Look for the line with "Read out every word on this page." in the entries below, then extract that line and all lines after it exactly, with pictures left out.

---- DATASET CONTENT

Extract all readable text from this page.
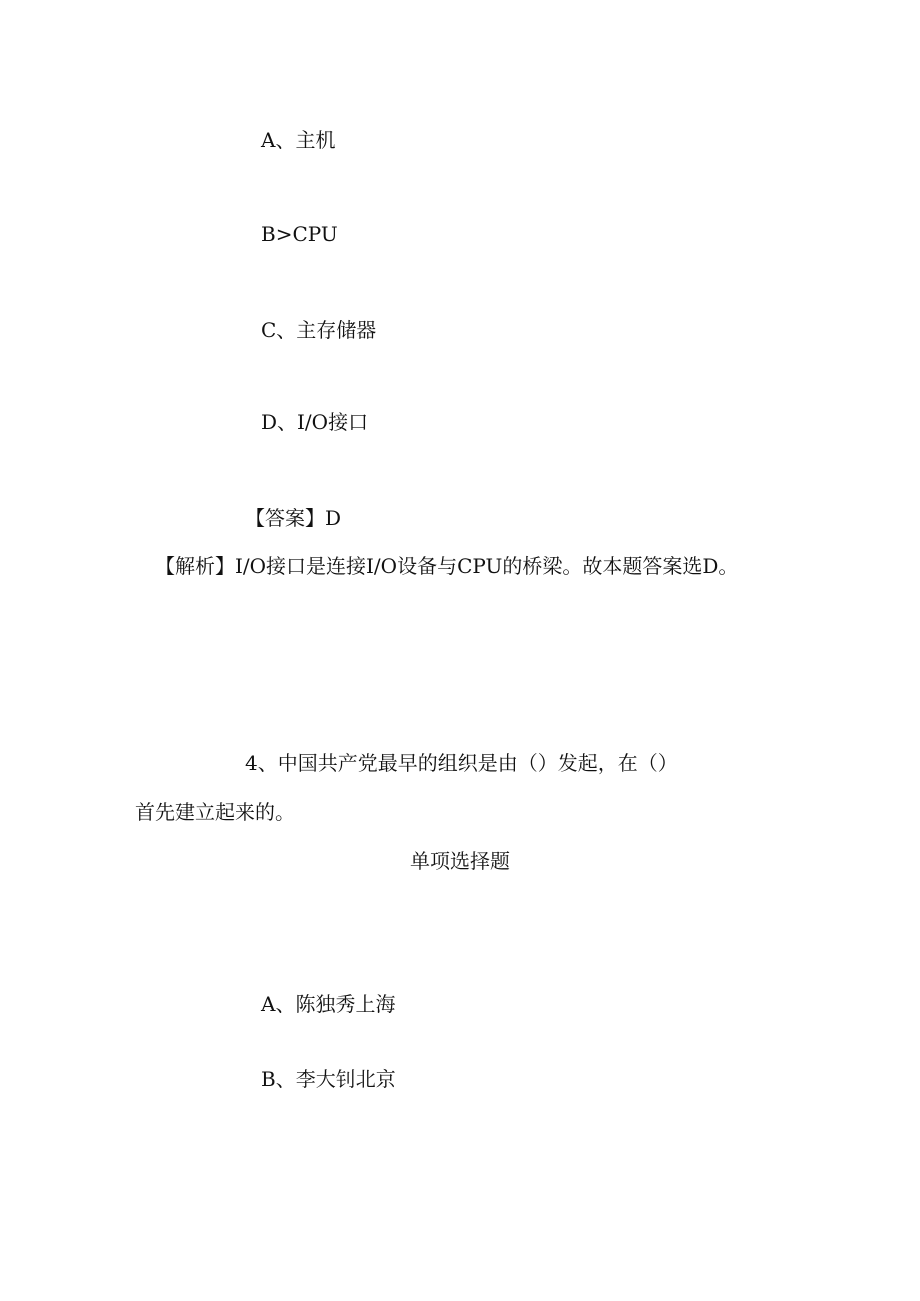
A、主机
B>CPU
C、主存储器
D、I/O接口
【答案】D
【解析】I/O接口是连接I/O设备与CPU的桥梁。故本题答案选D。
4、中国共产党最早的组织是由（）发起，在（）
首先建立起来的。
单项选择题
A、陈独秀上海
B、李大钊北京
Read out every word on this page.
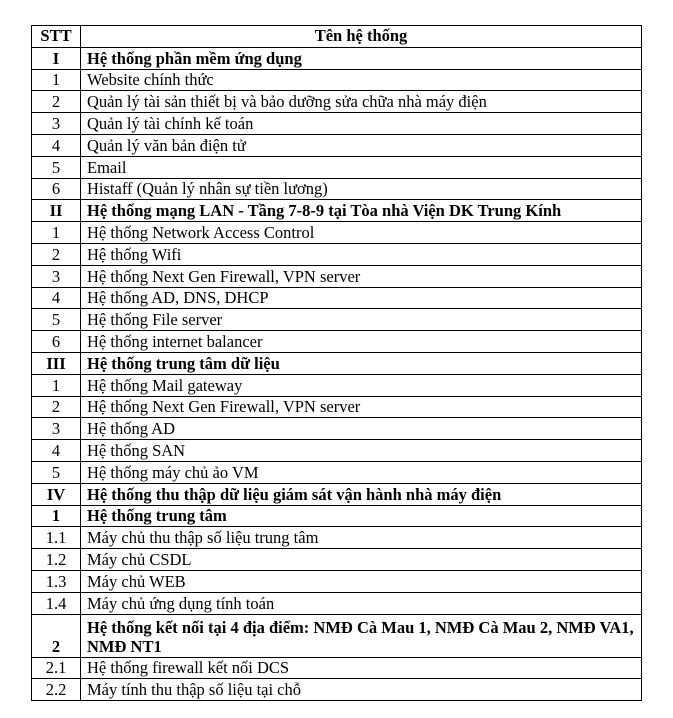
STT	Tên hệ thống
I	Hệ thống phần mềm ứng dụng
1	Website chính thức
2	Quản lý tài sản thiết bị và bảo dưỡng sửa chữa nhà máy điện
3	Quản lý tài chính kế toán
4	Quản lý văn bản điện tử
5	Email
6	Histaff (Quản lý nhân sự tiền lương)
II	Hệ thống mạng LAN - Tầng 7-8-9 tại Tòa nhà Viện DK Trung Kính
1	Hệ thống Network Access Control
2	Hệ thống Wifi
3	Hệ thống Next Gen Firewall, VPN server
4	Hệ thống AD, DNS, DHCP
5	Hệ thống File server
6	Hệ thống internet balancer
III	Hệ thống trung tâm dữ liệu
1	Hệ thống Mail gateway
2	Hệ thống Next Gen Firewall, VPN server
3	Hệ thống AD
4	Hệ thống SAN
5	Hệ thống máy chủ ảo VM
IV	Hệ thống thu thập dữ liệu giám sát vận hành nhà máy điện
1	Hệ thống trung tâm
1.1	Máy chủ thu thập số liệu trung tâm
1.2	Máy chủ CSDL
1.3	Máy chủ WEB
1.4	Máy chủ ứng dụng tính toán
2	Hệ thống kết nối tại 4 địa điểm: NMĐ Cà Mau 1, NMĐ Cà Mau 2, NMĐ VA1, NMĐ NT1
2.1	Hệ thống firewall kết nối DCS
2.2	Máy tính thu thập số liệu tại chỗ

--------

WRITTEN ANSWER:
Read out every word on this page.
STT	Tên hệ thống
I	Hệ thống phần mềm ứng dụng
1	Website chính thức
2	Quản lý tài sản thiết bị và bảo dưỡng sửa chữa nhà máy điện
3	Quản lý tài chính kế toán
4	Quản lý văn bản điện tử
5	Email
6	Histaff (Quản lý nhân sự tiền lương)
II	Hệ thống mạng LAN - Tầng 7-8-9 tại Tòa nhà Viện DK Trung Kính
1	Hệ thống Network Access Control
2	Hệ thống Wifi
3	Hệ thống Next Gen Firewall, VPN server
4	Hệ thống AD, DNS, DHCP
5	Hệ thống File server
6	Hệ thống internet balancer
III	Hệ thống trung tâm dữ liệu
1	Hệ thống Mail gateway
2	Hệ thống Next Gen Firewall, VPN server
3	Hệ thống AD
4	Hệ thống SAN
5	Hệ thống máy chủ ảo VM
IV	Hệ thống thu thập dữ liệu giám sát vận hành nhà máy điện
1	Hệ thống trung tâm
1.1	Máy chủ thu thập số liệu trung tâm
1.2	Máy chủ CSDL
1.3	Máy chủ WEB
1.4	Máy chủ ứng dụng tính toán
2	Hệ thống kết nối tại 4 địa điểm: NMĐ Cà Mau 1, NMĐ Cà Mau 2, NMĐ VA1, NMĐ NT1
2.1	Hệ thống firewall kết nối DCS
2.2	Máy tính thu thập số liệu tại chỗ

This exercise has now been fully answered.